What you should do - Read the material below and count the lines holding the string "population". Give that count with nothing added.

(Figure record extracts)
-- BEGIN --

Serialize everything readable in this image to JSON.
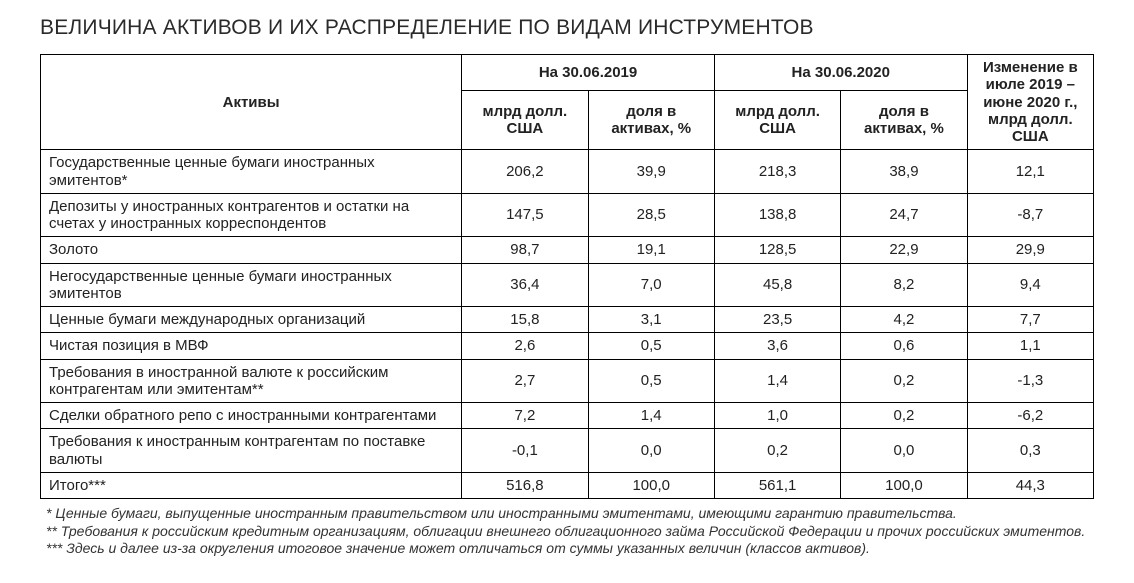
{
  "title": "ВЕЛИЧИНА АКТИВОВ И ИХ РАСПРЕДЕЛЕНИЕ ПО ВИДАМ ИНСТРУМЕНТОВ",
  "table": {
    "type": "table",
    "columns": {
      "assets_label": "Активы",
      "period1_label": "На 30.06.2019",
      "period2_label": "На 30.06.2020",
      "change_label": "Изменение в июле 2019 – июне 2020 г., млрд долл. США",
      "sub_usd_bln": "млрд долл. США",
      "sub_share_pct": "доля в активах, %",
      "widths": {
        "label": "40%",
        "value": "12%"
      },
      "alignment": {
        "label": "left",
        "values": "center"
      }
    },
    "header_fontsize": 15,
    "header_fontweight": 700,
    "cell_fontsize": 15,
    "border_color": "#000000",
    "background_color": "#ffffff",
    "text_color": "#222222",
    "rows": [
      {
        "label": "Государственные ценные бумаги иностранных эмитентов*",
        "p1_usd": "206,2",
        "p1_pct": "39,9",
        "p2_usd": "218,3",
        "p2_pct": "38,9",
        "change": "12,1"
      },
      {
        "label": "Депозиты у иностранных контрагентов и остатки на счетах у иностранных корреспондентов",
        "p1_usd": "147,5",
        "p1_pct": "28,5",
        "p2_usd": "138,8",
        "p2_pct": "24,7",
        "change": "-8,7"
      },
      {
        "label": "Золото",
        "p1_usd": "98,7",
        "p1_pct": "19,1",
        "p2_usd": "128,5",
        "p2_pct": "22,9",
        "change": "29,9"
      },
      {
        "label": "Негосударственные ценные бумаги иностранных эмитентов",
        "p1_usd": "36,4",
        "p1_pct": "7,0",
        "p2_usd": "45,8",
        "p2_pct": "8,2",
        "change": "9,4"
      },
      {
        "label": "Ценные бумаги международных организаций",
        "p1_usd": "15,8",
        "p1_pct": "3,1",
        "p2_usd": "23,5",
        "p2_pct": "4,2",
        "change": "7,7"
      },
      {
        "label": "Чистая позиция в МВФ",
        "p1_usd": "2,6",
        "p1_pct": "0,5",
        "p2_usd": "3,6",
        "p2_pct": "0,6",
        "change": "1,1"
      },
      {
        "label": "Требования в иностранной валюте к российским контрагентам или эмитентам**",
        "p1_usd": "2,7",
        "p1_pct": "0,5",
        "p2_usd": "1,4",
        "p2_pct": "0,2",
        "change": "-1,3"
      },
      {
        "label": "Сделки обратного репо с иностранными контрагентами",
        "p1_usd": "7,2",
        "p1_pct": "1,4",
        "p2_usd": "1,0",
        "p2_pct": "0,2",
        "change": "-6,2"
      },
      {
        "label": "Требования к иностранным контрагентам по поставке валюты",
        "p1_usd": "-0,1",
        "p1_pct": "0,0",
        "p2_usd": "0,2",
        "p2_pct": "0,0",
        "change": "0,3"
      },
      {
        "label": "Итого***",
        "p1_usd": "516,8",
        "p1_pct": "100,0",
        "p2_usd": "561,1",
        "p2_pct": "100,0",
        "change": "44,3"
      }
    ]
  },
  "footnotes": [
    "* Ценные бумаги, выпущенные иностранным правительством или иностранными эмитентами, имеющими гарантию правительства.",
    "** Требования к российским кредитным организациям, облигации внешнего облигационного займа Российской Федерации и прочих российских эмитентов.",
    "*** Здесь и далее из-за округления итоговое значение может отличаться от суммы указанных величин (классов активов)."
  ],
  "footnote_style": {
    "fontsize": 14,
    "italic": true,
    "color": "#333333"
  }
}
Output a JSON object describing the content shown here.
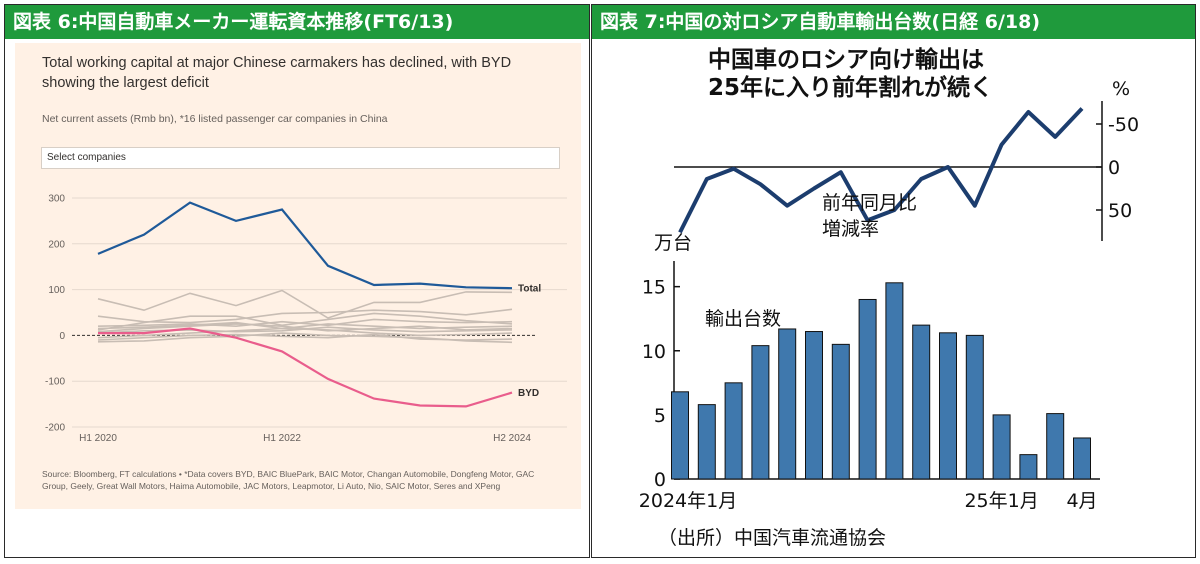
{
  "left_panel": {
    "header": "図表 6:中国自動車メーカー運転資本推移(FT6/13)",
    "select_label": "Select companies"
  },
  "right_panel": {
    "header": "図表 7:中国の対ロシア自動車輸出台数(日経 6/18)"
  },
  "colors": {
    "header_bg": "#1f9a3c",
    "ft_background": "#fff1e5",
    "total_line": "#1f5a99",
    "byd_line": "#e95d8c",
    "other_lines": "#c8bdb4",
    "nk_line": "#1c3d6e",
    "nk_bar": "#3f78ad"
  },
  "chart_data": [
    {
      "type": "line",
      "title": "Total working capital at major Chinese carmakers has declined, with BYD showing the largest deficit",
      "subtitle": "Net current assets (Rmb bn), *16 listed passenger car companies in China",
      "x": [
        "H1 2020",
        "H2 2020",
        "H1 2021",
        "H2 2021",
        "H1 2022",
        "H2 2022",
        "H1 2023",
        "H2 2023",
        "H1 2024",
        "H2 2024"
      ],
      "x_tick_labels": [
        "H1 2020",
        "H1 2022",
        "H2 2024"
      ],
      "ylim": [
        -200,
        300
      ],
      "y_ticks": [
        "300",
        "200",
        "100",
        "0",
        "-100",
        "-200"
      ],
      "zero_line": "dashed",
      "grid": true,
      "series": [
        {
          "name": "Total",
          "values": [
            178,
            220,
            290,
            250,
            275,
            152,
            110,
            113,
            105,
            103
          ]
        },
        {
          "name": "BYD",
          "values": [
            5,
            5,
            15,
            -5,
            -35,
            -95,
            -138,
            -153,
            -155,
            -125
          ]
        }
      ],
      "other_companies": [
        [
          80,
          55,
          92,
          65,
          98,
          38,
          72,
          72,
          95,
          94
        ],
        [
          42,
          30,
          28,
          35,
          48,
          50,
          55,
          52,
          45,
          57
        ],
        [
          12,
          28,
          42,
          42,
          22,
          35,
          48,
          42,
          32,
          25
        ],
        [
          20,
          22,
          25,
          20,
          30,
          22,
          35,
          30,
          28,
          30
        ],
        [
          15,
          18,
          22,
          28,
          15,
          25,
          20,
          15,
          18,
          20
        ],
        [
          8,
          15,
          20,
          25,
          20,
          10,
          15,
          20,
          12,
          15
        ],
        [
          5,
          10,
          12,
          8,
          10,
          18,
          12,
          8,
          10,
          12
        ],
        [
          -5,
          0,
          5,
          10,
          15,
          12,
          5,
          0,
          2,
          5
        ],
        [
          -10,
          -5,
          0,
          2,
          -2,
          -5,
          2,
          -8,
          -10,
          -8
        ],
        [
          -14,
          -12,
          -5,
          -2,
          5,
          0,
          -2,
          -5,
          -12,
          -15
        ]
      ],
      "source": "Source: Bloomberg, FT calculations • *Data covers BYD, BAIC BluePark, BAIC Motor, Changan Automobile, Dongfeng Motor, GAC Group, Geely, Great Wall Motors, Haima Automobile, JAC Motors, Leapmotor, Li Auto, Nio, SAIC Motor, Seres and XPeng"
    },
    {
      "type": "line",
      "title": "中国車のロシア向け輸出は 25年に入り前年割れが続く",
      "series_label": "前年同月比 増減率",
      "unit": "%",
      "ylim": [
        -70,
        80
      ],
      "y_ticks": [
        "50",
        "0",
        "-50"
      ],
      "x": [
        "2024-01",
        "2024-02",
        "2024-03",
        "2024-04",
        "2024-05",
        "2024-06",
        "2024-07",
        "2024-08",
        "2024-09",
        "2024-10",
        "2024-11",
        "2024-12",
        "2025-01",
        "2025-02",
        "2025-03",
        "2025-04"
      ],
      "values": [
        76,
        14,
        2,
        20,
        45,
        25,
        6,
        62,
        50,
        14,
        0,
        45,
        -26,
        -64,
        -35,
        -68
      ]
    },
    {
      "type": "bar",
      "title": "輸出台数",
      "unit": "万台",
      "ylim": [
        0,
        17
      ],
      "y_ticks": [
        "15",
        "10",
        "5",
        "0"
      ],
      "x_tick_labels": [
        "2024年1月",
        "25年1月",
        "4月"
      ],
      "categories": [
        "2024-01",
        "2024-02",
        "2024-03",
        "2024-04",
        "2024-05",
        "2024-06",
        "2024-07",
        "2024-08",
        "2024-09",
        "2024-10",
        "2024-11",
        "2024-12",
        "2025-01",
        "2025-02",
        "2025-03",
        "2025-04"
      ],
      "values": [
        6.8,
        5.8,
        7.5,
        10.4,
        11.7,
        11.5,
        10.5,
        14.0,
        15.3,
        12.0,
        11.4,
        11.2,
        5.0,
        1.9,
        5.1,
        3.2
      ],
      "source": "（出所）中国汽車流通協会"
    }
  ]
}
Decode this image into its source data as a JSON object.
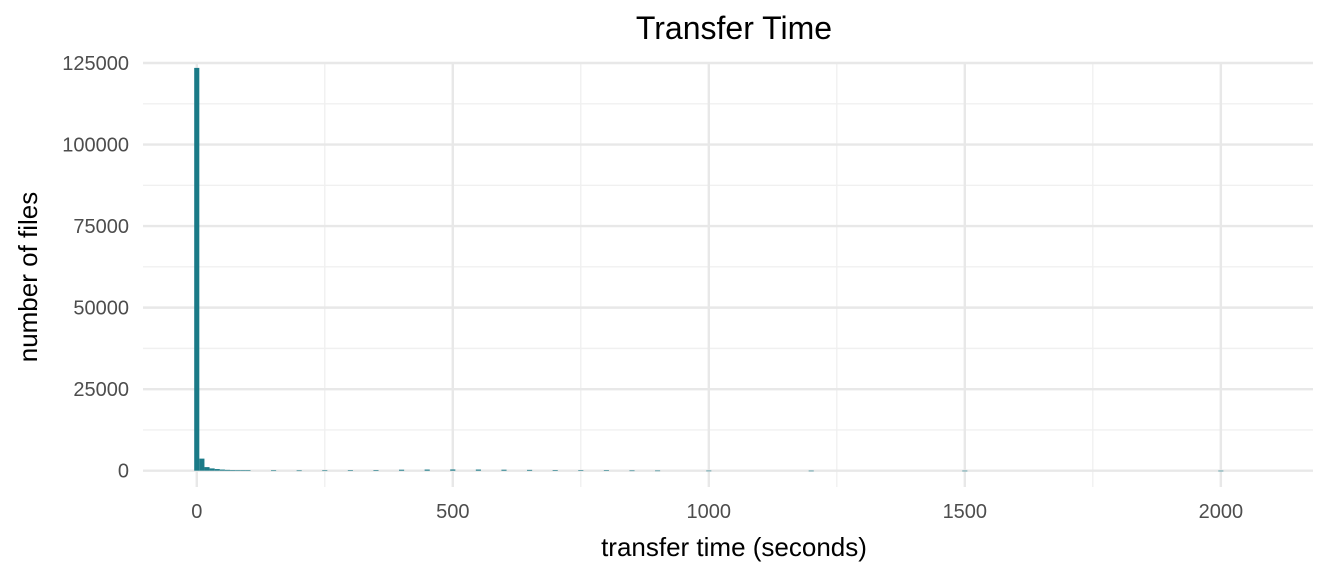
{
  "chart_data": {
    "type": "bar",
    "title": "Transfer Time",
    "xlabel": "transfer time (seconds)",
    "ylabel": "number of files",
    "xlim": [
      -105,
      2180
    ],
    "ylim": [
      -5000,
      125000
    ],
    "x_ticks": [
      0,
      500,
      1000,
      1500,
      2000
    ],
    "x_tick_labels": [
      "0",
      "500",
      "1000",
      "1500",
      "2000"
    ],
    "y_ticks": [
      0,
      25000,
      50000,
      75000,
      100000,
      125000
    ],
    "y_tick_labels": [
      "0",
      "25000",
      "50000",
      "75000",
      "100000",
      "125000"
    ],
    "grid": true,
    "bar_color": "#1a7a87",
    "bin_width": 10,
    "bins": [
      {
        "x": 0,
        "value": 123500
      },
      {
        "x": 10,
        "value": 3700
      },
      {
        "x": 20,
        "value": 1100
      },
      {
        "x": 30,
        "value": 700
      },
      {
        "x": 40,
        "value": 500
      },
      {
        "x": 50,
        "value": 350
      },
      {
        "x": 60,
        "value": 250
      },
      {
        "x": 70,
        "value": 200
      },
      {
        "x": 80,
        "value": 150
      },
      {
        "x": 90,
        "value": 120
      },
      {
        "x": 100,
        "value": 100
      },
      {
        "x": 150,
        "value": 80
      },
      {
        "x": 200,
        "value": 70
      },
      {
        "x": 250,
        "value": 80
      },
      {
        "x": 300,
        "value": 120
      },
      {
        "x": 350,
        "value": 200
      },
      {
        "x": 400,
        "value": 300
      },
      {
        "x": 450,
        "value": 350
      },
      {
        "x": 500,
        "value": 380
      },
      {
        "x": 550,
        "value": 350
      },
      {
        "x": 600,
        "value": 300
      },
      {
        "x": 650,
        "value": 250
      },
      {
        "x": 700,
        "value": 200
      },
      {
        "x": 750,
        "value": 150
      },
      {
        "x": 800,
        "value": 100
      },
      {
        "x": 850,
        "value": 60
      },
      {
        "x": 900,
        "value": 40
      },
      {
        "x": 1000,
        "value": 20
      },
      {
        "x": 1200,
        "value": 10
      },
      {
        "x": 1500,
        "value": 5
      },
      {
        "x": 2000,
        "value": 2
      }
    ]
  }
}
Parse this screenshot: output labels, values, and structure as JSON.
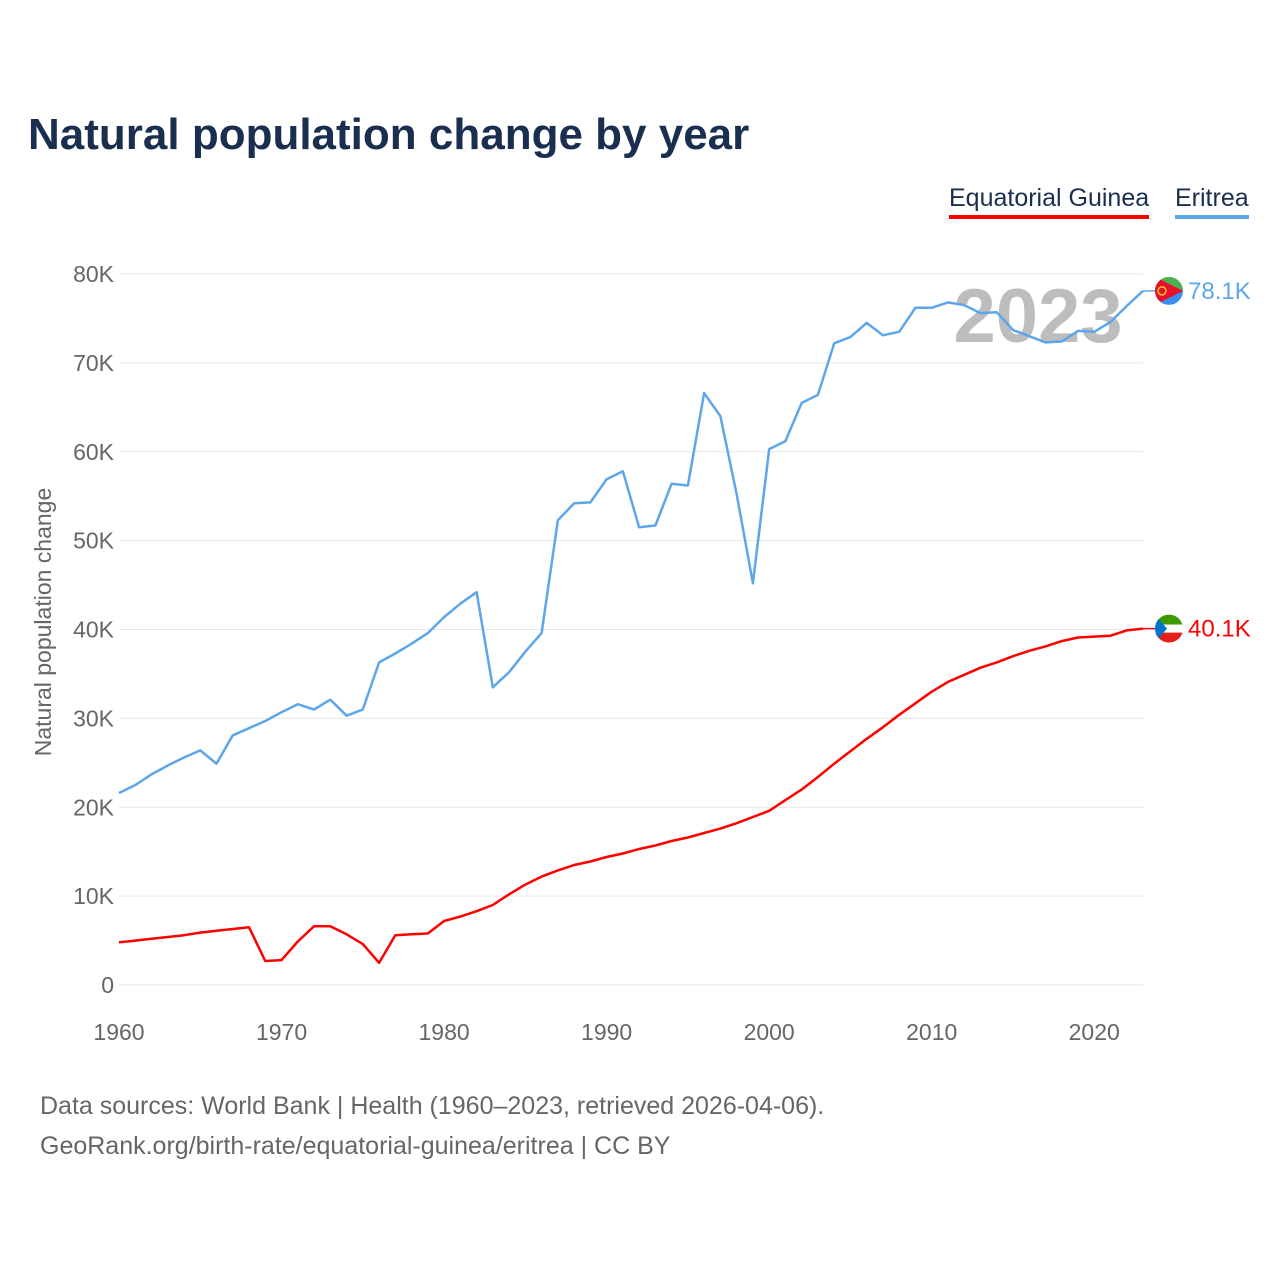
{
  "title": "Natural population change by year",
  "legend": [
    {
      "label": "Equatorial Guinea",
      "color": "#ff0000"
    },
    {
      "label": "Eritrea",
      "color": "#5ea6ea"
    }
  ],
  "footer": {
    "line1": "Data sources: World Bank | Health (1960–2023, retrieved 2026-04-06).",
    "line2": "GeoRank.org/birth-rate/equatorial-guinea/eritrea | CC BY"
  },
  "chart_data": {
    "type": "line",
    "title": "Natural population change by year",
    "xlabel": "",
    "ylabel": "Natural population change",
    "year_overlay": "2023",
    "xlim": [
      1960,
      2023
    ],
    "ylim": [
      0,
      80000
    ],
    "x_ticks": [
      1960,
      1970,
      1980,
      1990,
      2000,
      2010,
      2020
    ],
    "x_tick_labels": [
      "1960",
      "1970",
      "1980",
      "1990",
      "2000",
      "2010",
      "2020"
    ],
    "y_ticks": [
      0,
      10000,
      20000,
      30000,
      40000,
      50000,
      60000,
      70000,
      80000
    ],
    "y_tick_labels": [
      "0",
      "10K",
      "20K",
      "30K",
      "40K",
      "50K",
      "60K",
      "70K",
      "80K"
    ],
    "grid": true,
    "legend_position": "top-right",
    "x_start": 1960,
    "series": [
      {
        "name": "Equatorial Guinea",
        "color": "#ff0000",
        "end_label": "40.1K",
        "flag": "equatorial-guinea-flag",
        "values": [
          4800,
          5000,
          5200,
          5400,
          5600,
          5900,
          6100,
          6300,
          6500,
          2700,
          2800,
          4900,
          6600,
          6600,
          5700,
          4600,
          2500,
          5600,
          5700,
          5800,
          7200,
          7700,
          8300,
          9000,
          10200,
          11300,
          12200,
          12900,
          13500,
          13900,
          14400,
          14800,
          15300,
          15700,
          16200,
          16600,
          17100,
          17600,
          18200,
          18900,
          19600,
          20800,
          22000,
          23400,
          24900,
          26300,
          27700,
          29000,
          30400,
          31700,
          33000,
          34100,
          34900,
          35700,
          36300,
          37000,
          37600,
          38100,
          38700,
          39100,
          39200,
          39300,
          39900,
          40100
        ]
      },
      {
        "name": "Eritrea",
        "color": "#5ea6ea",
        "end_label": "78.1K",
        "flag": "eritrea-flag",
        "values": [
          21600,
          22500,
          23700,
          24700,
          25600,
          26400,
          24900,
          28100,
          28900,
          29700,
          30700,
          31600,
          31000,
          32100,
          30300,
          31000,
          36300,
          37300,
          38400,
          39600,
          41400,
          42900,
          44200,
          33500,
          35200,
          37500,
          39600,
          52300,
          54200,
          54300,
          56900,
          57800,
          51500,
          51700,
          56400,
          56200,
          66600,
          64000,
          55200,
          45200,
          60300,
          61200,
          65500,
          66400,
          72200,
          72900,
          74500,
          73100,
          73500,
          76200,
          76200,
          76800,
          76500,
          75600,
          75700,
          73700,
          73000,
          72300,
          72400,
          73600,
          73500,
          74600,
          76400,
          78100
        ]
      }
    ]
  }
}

-- END --

The answer - 3